* **Problems to solve**:
• A. In the Xoom case study below, list every item given under the heading "Increase Performance."
• B. According to the Xoom case study below, what did the risk engineering team use for search before Elasticsearch?

[Excerpted text Boundary: Start]

The Challenge
The Solution
By using Elasticsearch as the foundation of your risk management system
Case Study Highlights
Increase Performance
- Process 500 search requests per second
- Increase processing speed by 5x
- Search 200GB index in milliseconds
Streamline development
- Reduce code and complexity per second
- Utilize easy-to-use APIs
- Free up developers for more productive tasks
Protecting More than $6 Billion in Transactions
Xoom (xoom.com) is a worldwide leader in the digital money transfer industry. Based in San Francisco, the company enables consumers to use their mobile phone, tablet, or computer to send money to more than 30 countries in a secure, fast, and cost-effective way. From July 2013 to June 2014 alone, Xoom's more than 1.1 million active customers sent more than $6.1 billion to family and friends.
Xoom's goal is to allow users to send money as quickly and easily as possible. While this type of service may be good for customers, it makes Xoom a target for fraud and illegal activity. To combat these threats, Xoom has become very successful at detecting that type of activity. As a result, the company's loss rates are very low.
"We couldn't do our job without search," explained Josh Holtzman, Senior Engineering Manager for Infrastructure at Xoom. "Our risk engineering team has used search technologies for a long time to do this type of analysis. Before Elasticsearch, we used an older version of the Lucene library but our indices were becoming unmanageable. We really needed to shard them in some way."
We desperately wanted to get rid of as much legacy code as possible. We needed better performance, and a search engine that was easier to manage. We needed Elasticsearch.
They also had trouble keeping their indices current and synchronized. Consequently, running one transaction through two different boxes produced two different results instead of two identical results. This was particularly problematic for their business and Holtzman's team didn't have a clear enough understanding of the cause to be able to resolve the mismatch.

[Excerpted text Boundary: End]
[Information provided Boundary: Start]

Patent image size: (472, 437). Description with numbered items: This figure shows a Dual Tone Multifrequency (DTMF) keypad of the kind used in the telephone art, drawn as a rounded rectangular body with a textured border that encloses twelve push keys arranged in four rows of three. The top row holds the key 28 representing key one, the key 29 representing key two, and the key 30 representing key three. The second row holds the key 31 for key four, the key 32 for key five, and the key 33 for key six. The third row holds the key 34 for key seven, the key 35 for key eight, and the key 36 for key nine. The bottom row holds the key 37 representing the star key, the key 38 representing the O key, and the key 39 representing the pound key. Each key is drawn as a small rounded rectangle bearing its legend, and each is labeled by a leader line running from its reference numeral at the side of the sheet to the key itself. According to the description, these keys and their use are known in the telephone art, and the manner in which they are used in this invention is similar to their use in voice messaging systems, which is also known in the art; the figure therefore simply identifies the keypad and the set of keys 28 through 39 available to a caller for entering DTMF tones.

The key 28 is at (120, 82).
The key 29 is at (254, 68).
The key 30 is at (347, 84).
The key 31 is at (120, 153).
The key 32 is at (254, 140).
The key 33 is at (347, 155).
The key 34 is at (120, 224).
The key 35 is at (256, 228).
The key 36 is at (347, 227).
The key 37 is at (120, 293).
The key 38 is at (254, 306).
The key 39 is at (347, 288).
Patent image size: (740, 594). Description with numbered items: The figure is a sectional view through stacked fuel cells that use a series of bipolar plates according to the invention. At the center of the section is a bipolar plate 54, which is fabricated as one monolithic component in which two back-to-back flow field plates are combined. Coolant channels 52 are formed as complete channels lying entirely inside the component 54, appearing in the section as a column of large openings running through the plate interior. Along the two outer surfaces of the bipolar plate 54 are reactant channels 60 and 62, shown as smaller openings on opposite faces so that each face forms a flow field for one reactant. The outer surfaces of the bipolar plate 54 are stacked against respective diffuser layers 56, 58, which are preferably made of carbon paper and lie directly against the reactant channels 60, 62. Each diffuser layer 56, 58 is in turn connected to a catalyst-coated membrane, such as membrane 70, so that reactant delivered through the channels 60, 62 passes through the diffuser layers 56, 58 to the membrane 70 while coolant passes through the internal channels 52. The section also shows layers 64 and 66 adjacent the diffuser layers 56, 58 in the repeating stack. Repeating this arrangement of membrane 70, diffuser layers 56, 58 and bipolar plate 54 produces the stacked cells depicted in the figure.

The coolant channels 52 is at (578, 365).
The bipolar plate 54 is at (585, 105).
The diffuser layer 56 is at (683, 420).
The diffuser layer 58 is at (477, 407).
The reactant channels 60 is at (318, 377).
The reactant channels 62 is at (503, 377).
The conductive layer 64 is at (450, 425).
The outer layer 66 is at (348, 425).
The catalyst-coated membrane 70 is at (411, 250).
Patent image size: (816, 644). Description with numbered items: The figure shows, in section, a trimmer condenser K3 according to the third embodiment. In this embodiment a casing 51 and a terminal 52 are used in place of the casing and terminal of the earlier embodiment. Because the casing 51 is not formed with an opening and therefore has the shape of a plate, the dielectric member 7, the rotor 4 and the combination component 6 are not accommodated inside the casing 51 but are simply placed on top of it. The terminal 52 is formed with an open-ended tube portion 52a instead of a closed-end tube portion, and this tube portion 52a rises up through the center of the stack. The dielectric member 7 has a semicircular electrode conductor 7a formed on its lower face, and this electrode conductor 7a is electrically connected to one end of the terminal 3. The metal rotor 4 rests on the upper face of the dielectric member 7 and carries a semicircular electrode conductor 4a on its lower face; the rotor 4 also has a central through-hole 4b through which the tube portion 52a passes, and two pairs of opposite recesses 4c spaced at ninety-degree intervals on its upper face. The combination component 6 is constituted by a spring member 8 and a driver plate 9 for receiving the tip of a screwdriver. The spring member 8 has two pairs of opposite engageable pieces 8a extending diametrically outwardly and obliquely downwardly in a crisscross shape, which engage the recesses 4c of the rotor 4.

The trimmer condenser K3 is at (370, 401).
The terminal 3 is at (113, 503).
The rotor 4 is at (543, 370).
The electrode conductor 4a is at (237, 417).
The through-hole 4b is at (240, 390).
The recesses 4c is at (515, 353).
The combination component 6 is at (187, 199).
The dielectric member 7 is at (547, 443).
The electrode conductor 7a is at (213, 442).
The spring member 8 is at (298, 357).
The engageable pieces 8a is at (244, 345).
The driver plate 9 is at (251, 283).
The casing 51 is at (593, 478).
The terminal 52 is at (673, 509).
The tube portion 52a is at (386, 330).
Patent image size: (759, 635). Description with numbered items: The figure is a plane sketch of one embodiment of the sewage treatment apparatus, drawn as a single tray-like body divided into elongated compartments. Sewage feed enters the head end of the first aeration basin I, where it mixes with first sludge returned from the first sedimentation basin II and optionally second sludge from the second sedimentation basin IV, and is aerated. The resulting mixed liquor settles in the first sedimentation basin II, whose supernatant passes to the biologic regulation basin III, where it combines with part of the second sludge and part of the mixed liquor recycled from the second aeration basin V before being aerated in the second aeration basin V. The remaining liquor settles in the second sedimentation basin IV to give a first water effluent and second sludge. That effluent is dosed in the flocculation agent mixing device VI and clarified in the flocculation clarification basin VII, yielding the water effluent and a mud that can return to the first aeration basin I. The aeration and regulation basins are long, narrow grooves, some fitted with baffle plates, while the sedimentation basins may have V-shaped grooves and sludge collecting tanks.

[Information provided Boundary: End]

* **Response list**:
• A.
- Process 500 search requests per second
- Increase processing speed by 5x
- Search 200GB index in milliseconds

• B. An older version of the Lucene library.